**RECORDS FOR THE TASK:**
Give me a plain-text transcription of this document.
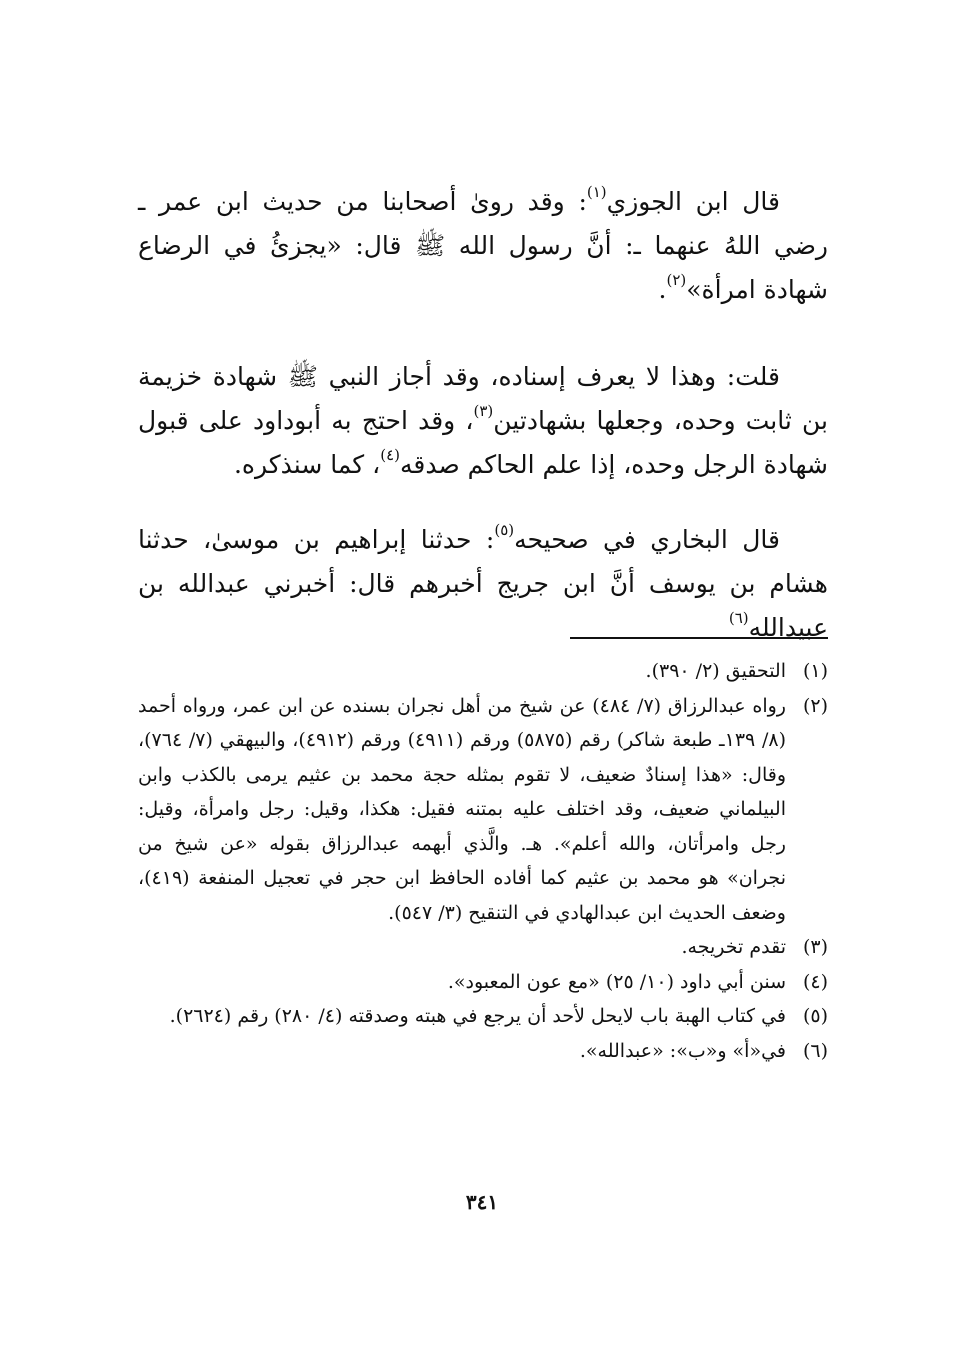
قال ابن الجوزي$^{(١)}$: وقد روىٰ أصحابنا من حديث ابن عمر ـ رضي اللهُ عنهما ـ: أنَّ رسول الله ﷺ قال: «يجزئُ في الرضاع شهادة امرأة»$^{(٢)}$.

قلت: وهذا لا يعرف إسناده، وقد أجاز النبي ﷺ شهادة خزيمة بن ثابت وحده، وجعلها بشهادتين$^{(٣)}$، وقد احتج به أبوداود على قبول شهادة الرجل وحده، إذا علم الحاكم صدقه$^{(٤)}$، كما سنذكره.

قال البخاري في صحيحه$^{(٥)}$: حدثنا إبراهيم بن موسىٰ، حدثنا هشام بن يوسف أنَّ ابن جريج أخبرهم قال: أخبرني عبدالله بن عبيدالله$^{(٦)}$

(١)
التحقيق (٢/ ٣٩٠).
(٢)
رواه عبدالرزاق (٧/ ٤٨٤) عن شيخ من أهل نجران بسنده عن ابن عمر، ورواه أحمد (٨/ ١٣٩ـ طبعة شاكر) رقم (٥٨٧٥) ورقم (٤٩١١) ورقم (٤٩١٢)، والبيهقي (٧/ ٧٦٤)، وقال: «هذا إسنادٌ ضعيف، لا تقوم بمثله حجة محمد بن عثيم يرمى بالكذب وابن البيلماني ضعيف، وقد اختلف عليه بمتنه فقيل: هكذا، وقيل: رجل وامرأة، وقيل: رجل وامرأتان، والله أعلم». هـ. والَّذي أبهمه عبدالرزاق بقوله «عن شيخ من نجران» هو محمد بن عثيم كما أفاده الحافظ ابن حجر في تعجيل المنفعة (٤١٩)، وضعف الحديث ابن عبدالهادي في التنقيح (٣/ ٥٤٧).
(٣)
تقدم تخريجه.
(٤)
سنن أبي داود (١٠/ ٢٥) «مع عون المعبود».
(٥)
في كتاب الهبة باب لايحل لأحد أن يرجع في هبته وصدقته (٤/ ٢٨٠) رقم (٢٦٢٤).
(٦)
في«أ» و«ب»: «عبدالله».
٣٤١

**WHAT YOU HAVE TO DO:**
Repeat the data exactly, dropping every picture it holds.

**ANSWER TO THIS TASK:**
Give me a plain-text transcription of this document.
قال ابن الجوزي$^{(١)}$: وقد روىٰ أصحابنا من حديث ابن عمر ـ رضي اللهُ عنهما ـ: أنَّ رسول الله ﷺ قال: «يجزئُ في الرضاع شهادة امرأة»$^{(٢)}$.

قلت: وهذا لا يعرف إسناده، وقد أجاز النبي ﷺ شهادة خزيمة بن ثابت وحده، وجعلها بشهادتين$^{(٣)}$، وقد احتج به أبوداود على قبول شهادة الرجل وحده، إذا علم الحاكم صدقه$^{(٤)}$، كما سنذكره.

قال البخاري في صحيحه$^{(٥)}$: حدثنا إبراهيم بن موسىٰ، حدثنا هشام بن يوسف أنَّ ابن جريج أخبرهم قال: أخبرني عبدالله بن عبيدالله$^{(٦)}$

(١)
التحقيق (٢/ ٣٩٠).
(٢)
رواه عبدالرزاق (٧/ ٤٨٤) عن شيخ من أهل نجران بسنده عن ابن عمر، ورواه أحمد (٨/ ١٣٩ـ طبعة شاكر) رقم (٥٨٧٥) ورقم (٤٩١١) ورقم (٤٩١٢)، والبيهقي (٧/ ٧٦٤)، وقال: «هذا إسنادٌ ضعيف، لا تقوم بمثله حجة محمد بن عثيم يرمى بالكذب وابن البيلماني ضعيف، وقد اختلف عليه بمتنه فقيل: هكذا، وقيل: رجل وامرأة، وقيل: رجل وامرأتان، والله أعلم». هـ. والَّذي أبهمه عبدالرزاق بقوله «عن شيخ من نجران» هو محمد بن عثيم كما أفاده الحافظ ابن حجر في تعجيل المنفعة (٤١٩)، وضعف الحديث ابن عبدالهادي في التنقيح (٣/ ٥٤٧).
(٣)
تقدم تخريجه.
(٤)
سنن أبي داود (١٠/ ٢٥) «مع عون المعبود».
(٥)
في كتاب الهبة باب لايحل لأحد أن يرجع في هبته وصدقته (٤/ ٢٨٠) رقم (٢٦٢٤).
(٦)
في«أ» و«ب»: «عبدالله».
٣٤١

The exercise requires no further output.